Exercise directions> Each line of the listing must be transcribed exactly, except for the images, which should be excluded.

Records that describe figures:

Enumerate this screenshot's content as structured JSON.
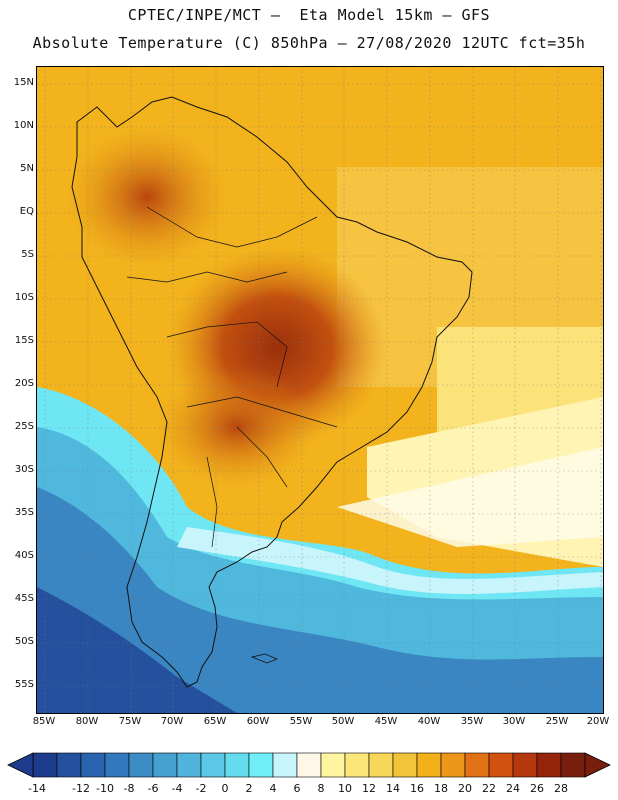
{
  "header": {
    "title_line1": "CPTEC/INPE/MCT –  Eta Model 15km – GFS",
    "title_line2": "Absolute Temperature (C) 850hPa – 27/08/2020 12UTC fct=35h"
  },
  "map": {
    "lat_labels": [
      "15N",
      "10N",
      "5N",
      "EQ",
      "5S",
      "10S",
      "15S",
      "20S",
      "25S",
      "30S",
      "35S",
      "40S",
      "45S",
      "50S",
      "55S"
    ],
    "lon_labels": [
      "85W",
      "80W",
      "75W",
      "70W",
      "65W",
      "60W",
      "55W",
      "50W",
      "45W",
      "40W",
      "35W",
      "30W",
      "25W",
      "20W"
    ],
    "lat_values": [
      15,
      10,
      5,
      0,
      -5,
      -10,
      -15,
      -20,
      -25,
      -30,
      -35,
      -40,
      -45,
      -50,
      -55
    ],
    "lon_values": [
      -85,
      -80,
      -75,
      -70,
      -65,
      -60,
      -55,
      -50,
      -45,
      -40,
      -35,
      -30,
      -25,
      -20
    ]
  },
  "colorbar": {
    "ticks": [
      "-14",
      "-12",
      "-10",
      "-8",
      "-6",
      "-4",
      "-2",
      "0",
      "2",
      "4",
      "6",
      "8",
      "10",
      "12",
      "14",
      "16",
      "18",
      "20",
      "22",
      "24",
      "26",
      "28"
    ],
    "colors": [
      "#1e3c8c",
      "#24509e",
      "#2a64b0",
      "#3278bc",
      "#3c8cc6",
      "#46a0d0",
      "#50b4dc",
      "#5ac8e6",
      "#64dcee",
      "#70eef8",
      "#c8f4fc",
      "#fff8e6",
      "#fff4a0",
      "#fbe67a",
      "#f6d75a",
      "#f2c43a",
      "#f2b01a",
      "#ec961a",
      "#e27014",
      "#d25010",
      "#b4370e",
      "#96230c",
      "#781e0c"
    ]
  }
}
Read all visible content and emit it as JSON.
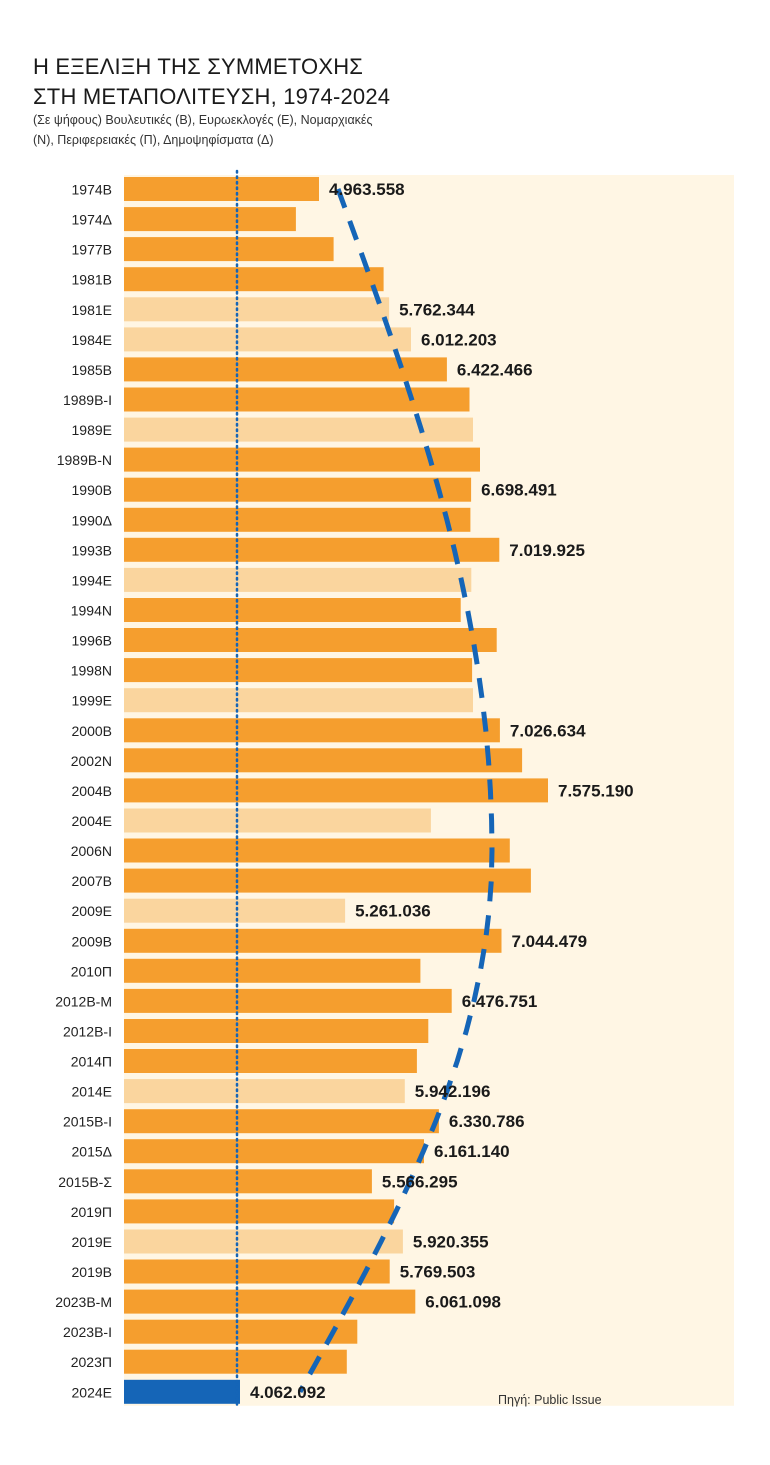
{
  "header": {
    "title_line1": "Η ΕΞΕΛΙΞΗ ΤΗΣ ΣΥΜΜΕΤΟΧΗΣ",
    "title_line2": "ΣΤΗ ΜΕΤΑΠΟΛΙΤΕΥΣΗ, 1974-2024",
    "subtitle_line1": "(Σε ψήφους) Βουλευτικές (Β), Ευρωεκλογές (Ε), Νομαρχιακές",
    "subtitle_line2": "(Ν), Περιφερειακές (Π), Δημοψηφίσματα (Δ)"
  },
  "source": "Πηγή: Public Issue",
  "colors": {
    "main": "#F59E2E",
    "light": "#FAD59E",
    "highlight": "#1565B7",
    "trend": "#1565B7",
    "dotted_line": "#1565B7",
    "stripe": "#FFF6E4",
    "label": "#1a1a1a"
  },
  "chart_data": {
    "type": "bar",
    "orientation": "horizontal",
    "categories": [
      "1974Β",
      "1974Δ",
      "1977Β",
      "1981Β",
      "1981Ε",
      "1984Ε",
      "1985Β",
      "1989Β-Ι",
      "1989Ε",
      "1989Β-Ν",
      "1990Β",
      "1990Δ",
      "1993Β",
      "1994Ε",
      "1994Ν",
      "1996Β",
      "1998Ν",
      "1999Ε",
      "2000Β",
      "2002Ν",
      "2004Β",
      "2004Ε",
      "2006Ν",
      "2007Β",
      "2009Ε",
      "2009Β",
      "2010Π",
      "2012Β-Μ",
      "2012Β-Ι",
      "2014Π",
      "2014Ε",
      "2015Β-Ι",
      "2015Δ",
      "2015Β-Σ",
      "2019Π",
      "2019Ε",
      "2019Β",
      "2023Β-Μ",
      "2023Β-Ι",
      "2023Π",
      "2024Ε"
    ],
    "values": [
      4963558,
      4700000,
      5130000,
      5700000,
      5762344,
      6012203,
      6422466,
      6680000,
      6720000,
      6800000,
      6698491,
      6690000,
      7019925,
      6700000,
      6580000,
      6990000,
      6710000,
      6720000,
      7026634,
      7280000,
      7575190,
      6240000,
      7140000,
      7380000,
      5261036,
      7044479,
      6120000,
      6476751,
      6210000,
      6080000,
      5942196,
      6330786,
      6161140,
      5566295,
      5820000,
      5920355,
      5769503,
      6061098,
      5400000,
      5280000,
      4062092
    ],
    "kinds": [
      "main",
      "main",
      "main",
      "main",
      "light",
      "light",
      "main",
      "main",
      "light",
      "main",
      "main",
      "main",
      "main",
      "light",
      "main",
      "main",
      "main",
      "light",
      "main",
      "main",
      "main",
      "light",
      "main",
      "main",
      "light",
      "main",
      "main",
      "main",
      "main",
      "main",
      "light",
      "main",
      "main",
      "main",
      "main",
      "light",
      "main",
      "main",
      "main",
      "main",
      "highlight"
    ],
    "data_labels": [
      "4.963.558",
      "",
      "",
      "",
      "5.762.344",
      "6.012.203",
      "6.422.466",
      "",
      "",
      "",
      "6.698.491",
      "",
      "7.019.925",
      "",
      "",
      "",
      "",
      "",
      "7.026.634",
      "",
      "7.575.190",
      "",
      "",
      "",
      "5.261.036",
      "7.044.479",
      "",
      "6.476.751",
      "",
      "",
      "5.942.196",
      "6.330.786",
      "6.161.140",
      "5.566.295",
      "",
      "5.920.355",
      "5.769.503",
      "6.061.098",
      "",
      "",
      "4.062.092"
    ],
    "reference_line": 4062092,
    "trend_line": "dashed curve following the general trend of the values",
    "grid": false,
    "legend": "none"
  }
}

Exercise output>
Enumerate this screenshot's content as structured JSON.
{
  "header": {
    "title_line1": "CPTEC/INPE/MCT –  Eta Model 15km – GFS",
    "title_line2": "Absolute Temperature (C) 850hPa – 27/08/2020 12UTC fct=35h"
  },
  "map": {
    "lat_labels": [
      "15N",
      "10N",
      "5N",
      "EQ",
      "5S",
      "10S",
      "15S",
      "20S",
      "25S",
      "30S",
      "35S",
      "40S",
      "45S",
      "50S",
      "55S"
    ],
    "lon_labels": [
      "85W",
      "80W",
      "75W",
      "70W",
      "65W",
      "60W",
      "55W",
      "50W",
      "45W",
      "40W",
      "35W",
      "30W",
      "25W",
      "20W"
    ],
    "lat_values": [
      15,
      10,
      5,
      0,
      -5,
      -10,
      -15,
      -20,
      -25,
      -30,
      -35,
      -40,
      -45,
      -50,
      -55
    ],
    "lon_values": [
      -85,
      -80,
      -75,
      -70,
      -65,
      -60,
      -55,
      -50,
      -45,
      -40,
      -35,
      -30,
      -25,
      -20
    ]
  },
  "colorbar": {
    "ticks": [
      "-14",
      "-12",
      "-10",
      "-8",
      "-6",
      "-4",
      "-2",
      "0",
      "2",
      "4",
      "6",
      "8",
      "10",
      "12",
      "14",
      "16",
      "18",
      "20",
      "22",
      "24",
      "26",
      "28"
    ],
    "colors": [
      "#1e3c8c",
      "#24509e",
      "#2a64b0",
      "#3278bc",
      "#3c8cc6",
      "#46a0d0",
      "#50b4dc",
      "#5ac8e6",
      "#64dcee",
      "#70eef8",
      "#c8f4fc",
      "#fff8e6",
      "#fff4a0",
      "#fbe67a",
      "#f6d75a",
      "#f2c43a",
      "#f2b01a",
      "#ec961a",
      "#e27014",
      "#d25010",
      "#b4370e",
      "#96230c",
      "#781e0c"
    ]
  }
}
Read all visible content and emit it as JSON.
{
  "header": {
    "title_line1": "Η ΕΞΕΛΙΞΗ ΤΗΣ ΣΥΜΜΕΤΟΧΗΣ",
    "title_line2": "ΣΤΗ ΜΕΤΑΠΟΛΙΤΕΥΣΗ, 1974-2024",
    "subtitle_line1": "(Σε ψήφους) Βουλευτικές (Β), Ευρωεκλογές (Ε), Νομαρχιακές",
    "subtitle_line2": "(Ν), Περιφερειακές (Π), Δημοψηφίσματα (Δ)"
  },
  "source": "Πηγή: Public Issue",
  "colors": {
    "main": "#F59E2E",
    "light": "#FAD59E",
    "highlight": "#1565B7",
    "trend": "#1565B7",
    "dotted_line": "#1565B7",
    "stripe": "#FFF6E4",
    "label": "#1a1a1a"
  },
  "chart_data": {
    "type": "bar",
    "orientation": "horizontal",
    "categories": [
      "1974Β",
      "1974Δ",
      "1977Β",
      "1981Β",
      "1981Ε",
      "1984Ε",
      "1985Β",
      "1989Β-Ι",
      "1989Ε",
      "1989Β-Ν",
      "1990Β",
      "1990Δ",
      "1993Β",
      "1994Ε",
      "1994Ν",
      "1996Β",
      "1998Ν",
      "1999Ε",
      "2000Β",
      "2002Ν",
      "2004Β",
      "2004Ε",
      "2006Ν",
      "2007Β",
      "2009Ε",
      "2009Β",
      "2010Π",
      "2012Β-Μ",
      "2012Β-Ι",
      "2014Π",
      "2014Ε",
      "2015Β-Ι",
      "2015Δ",
      "2015Β-Σ",
      "2019Π",
      "2019Ε",
      "2019Β",
      "2023Β-Μ",
      "2023Β-Ι",
      "2023Π",
      "2024Ε"
    ],
    "values": [
      4963558,
      4700000,
      5130000,
      5700000,
      5762344,
      6012203,
      6422466,
      6680000,
      6720000,
      6800000,
      6698491,
      6690000,
      7019925,
      6700000,
      6580000,
      6990000,
      6710000,
      6720000,
      7026634,
      7280000,
      7575190,
      6240000,
      7140000,
      7380000,
      5261036,
      7044479,
      6120000,
      6476751,
      6210000,
      6080000,
      5942196,
      6330786,
      6161140,
      5566295,
      5820000,
      5920355,
      5769503,
      6061098,
      5400000,
      5280000,
      4062092
    ],
    "kinds": [
      "main",
      "main",
      "main",
      "main",
      "light",
      "light",
      "main",
      "main",
      "light",
      "main",
      "main",
      "main",
      "main",
      "light",
      "main",
      "main",
      "main",
      "light",
      "main",
      "main",
      "main",
      "light",
      "main",
      "main",
      "light",
      "main",
      "main",
      "main",
      "main",
      "main",
      "light",
      "main",
      "main",
      "main",
      "main",
      "light",
      "main",
      "main",
      "main",
      "main",
      "highlight"
    ],
    "data_labels": [
      "4.963.558",
      "",
      "",
      "",
      "5.762.344",
      "6.012.203",
      "6.422.466",
      "",
      "",
      "",
      "6.698.491",
      "",
      "7.019.925",
      "",
      "",
      "",
      "",
      "",
      "7.026.634",
      "",
      "7.575.190",
      "",
      "",
      "",
      "5.261.036",
      "7.044.479",
      "",
      "6.476.751",
      "",
      "",
      "5.942.196",
      "6.330.786",
      "6.161.140",
      "5.566.295",
      "",
      "5.920.355",
      "5.769.503",
      "6.061.098",
      "",
      "",
      "4.062.092"
    ],
    "reference_line": 4062092,
    "trend_line": "dashed curve following the general trend of the values",
    "grid": false,
    "legend": "none"
  }
}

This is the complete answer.